# Start of Provided records
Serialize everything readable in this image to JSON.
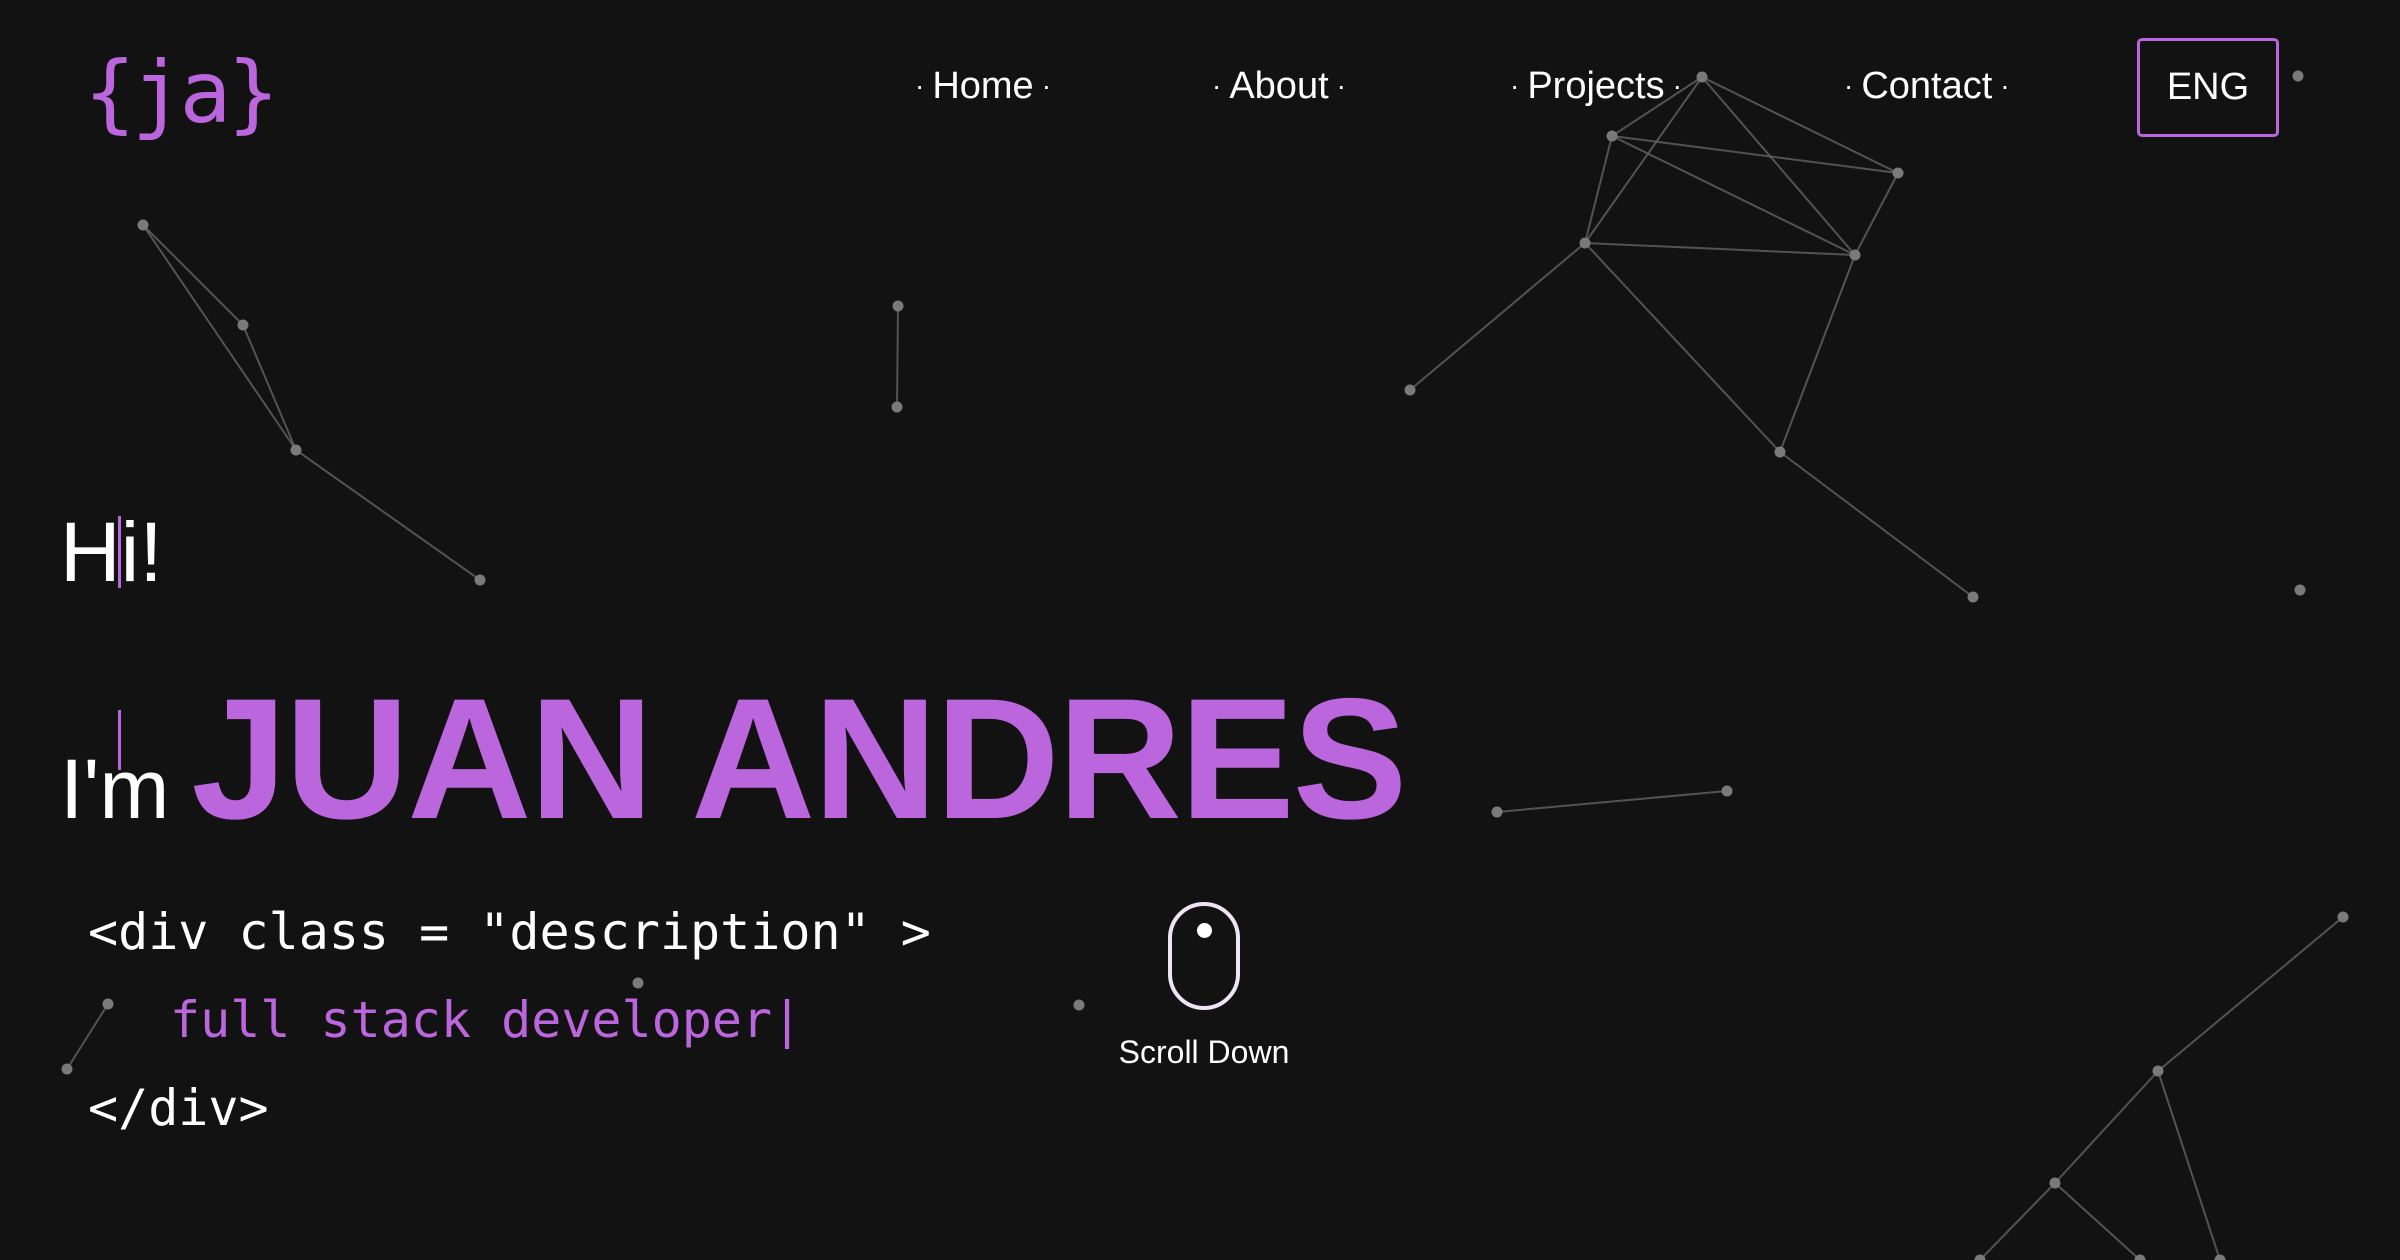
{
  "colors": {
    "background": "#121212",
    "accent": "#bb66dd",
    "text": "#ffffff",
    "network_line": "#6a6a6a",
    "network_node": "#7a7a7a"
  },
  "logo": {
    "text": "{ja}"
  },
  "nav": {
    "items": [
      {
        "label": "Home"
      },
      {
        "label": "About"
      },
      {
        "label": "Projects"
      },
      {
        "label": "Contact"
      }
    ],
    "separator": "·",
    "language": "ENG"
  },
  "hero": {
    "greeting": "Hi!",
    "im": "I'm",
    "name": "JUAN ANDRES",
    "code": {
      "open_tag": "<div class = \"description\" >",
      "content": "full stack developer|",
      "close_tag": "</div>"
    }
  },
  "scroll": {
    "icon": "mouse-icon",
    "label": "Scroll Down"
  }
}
# End of Provided records
# Start of Provided records
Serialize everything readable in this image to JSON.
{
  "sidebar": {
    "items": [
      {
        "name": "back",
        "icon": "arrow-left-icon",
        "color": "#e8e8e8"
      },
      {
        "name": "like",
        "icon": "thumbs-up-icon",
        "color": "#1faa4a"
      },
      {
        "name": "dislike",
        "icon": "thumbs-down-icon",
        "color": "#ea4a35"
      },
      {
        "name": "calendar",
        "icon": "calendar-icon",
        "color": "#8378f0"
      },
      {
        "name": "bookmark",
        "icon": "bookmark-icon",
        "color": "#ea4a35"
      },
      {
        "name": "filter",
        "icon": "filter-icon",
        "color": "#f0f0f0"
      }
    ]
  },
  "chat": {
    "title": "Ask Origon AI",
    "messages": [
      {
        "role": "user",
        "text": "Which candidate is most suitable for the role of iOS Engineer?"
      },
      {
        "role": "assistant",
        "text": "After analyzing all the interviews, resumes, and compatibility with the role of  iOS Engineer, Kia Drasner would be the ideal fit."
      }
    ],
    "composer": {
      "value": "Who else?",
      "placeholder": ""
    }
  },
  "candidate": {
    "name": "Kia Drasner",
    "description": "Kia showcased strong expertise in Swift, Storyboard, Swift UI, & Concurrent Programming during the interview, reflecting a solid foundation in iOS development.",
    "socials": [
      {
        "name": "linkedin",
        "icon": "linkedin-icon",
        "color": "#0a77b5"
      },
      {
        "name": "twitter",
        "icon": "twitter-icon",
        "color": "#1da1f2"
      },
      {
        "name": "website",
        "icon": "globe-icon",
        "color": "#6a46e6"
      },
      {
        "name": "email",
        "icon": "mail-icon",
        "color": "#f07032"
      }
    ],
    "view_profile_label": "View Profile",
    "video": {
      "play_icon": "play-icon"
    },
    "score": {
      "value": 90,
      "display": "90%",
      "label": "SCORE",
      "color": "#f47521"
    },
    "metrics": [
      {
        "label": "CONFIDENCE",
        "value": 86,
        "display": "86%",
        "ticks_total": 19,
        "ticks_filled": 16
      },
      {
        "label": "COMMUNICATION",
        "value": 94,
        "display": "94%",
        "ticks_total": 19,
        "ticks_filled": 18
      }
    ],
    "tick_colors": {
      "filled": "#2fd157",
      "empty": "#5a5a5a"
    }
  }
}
# End of Provided records
* **Short problem**
Find the lines above that contain the word "Drasner" and collect them.

* **Complete response**
        "text": "After analyzing all the interviews, resumes, and compatibility with the role of  iOS Engineer, Kia Drasner would be the ideal fit."
    "name": "Kia Drasner",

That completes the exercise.